Exercise brief
Look through the listing for the word "eduservlab". Copy each line that has it.
======== Dataset rows
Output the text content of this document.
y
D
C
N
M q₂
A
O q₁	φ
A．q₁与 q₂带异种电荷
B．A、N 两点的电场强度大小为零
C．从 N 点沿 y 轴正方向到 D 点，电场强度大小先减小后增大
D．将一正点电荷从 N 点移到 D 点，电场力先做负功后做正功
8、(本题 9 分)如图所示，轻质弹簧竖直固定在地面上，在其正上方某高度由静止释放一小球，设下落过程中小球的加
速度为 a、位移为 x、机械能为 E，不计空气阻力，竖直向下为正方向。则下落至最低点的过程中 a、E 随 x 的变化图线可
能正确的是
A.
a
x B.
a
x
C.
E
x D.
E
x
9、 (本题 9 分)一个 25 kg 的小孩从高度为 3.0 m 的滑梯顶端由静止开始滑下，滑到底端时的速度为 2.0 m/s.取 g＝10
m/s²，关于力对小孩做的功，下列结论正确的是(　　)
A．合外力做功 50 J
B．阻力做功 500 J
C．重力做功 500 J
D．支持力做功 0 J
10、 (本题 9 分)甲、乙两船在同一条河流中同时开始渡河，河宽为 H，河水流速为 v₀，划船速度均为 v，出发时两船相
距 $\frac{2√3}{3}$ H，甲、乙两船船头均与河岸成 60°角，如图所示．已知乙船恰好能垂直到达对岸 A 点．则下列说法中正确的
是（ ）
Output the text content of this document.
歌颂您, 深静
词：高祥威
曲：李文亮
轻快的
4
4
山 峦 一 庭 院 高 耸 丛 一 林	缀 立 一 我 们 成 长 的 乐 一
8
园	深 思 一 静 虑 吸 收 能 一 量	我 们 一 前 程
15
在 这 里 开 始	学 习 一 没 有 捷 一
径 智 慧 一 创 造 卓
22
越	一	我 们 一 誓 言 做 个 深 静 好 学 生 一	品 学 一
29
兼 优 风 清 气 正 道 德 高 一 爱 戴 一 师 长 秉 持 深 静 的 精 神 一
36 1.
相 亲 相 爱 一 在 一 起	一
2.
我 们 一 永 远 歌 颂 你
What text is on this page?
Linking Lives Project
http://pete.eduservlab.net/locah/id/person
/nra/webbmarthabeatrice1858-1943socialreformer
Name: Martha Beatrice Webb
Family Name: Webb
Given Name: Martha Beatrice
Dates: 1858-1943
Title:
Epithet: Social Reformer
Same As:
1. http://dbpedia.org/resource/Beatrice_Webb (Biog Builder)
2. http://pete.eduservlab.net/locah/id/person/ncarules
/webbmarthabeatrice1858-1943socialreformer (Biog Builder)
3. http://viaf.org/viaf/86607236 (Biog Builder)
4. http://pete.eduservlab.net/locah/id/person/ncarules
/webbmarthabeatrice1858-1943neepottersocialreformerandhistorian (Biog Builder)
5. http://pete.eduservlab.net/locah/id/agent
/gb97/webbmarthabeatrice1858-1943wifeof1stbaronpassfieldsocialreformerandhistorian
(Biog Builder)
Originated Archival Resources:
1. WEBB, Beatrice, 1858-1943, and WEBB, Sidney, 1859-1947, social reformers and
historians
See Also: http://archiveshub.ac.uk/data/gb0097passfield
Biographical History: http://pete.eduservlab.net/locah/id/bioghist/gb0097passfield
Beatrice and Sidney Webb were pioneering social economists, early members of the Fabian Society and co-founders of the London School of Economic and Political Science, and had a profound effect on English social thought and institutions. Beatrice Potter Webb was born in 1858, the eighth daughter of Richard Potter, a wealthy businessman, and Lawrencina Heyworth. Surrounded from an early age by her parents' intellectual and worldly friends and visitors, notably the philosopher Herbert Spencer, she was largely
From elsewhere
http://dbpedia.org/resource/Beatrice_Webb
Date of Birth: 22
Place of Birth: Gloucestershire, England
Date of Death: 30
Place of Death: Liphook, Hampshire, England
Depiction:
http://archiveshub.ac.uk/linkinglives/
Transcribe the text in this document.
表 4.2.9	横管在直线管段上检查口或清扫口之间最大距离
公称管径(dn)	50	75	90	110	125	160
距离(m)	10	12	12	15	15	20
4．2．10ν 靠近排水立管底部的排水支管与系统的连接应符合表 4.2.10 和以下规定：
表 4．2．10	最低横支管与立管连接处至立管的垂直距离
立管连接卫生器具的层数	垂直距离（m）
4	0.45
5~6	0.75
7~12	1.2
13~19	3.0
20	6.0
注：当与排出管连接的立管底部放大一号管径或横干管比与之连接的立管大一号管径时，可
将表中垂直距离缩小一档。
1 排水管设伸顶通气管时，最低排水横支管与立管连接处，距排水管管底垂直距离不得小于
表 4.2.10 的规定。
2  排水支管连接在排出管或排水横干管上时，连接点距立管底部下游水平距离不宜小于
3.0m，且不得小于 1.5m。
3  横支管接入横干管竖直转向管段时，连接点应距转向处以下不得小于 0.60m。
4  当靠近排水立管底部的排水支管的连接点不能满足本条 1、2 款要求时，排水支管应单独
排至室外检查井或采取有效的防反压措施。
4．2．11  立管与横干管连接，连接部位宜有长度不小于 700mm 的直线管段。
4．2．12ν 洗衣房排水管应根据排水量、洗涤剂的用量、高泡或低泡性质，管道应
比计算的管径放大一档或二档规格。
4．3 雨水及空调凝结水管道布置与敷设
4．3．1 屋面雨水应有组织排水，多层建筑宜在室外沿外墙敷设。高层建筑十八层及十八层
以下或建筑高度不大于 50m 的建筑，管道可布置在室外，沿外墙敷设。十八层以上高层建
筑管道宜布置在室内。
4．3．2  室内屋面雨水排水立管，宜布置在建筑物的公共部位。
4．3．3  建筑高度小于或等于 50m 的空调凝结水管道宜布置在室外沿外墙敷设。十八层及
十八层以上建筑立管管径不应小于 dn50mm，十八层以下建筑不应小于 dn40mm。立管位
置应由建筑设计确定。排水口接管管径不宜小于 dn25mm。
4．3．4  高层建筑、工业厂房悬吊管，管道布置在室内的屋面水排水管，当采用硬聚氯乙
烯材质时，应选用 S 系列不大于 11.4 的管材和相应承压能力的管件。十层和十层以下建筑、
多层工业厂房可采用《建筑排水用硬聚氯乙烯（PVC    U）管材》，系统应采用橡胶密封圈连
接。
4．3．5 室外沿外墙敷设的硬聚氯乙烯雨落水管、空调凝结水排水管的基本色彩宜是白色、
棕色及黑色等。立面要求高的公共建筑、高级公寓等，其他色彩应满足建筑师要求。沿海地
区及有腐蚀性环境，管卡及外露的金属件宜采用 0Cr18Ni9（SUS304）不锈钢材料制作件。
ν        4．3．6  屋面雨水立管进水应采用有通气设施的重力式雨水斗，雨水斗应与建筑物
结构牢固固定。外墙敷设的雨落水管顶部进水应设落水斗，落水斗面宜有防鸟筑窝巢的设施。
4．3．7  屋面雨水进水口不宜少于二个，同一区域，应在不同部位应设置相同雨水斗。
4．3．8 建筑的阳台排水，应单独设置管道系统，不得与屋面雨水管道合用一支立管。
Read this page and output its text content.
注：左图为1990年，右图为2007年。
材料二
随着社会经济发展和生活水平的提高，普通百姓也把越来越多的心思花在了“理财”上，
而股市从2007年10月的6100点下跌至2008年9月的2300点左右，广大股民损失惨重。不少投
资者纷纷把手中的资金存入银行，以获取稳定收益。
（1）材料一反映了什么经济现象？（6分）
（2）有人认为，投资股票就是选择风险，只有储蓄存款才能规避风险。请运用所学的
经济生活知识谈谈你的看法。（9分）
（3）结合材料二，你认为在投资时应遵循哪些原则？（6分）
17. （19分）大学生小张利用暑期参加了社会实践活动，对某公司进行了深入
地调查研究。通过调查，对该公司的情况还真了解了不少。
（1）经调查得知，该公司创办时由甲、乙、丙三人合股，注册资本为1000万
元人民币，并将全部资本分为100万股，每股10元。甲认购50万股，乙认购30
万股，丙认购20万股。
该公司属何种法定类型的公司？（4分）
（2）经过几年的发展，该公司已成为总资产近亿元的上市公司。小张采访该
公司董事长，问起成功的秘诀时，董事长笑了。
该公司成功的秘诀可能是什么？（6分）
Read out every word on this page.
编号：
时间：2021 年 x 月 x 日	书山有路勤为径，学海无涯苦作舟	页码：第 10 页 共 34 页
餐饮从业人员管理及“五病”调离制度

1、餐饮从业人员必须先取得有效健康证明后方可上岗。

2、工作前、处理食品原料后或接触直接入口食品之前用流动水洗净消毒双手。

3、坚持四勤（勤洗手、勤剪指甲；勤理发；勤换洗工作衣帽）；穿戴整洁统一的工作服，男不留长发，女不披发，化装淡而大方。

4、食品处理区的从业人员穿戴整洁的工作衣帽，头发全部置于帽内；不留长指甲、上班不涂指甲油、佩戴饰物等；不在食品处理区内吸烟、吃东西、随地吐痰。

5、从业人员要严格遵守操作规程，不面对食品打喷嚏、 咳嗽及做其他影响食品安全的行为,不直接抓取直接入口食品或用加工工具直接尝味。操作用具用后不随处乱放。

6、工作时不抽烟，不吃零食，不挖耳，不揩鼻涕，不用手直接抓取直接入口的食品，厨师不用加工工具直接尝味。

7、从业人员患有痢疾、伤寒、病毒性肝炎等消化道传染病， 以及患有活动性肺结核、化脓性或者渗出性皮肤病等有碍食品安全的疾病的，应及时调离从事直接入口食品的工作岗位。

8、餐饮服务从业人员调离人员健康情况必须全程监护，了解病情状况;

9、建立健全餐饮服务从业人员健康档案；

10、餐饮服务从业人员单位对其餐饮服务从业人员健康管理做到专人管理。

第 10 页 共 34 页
================
Worked answer
http://pete.eduservlab.net/locah/id/person
2. http://pete.eduservlab.net/locah/id/person/ncarules
4. http://pete.eduservlab.net/locah/id/person/ncarules
5. http://pete.eduservlab.net/locah/id/agent
Biographical History: http://pete.eduservlab.net/locah/id/bioghist/gb0097passfield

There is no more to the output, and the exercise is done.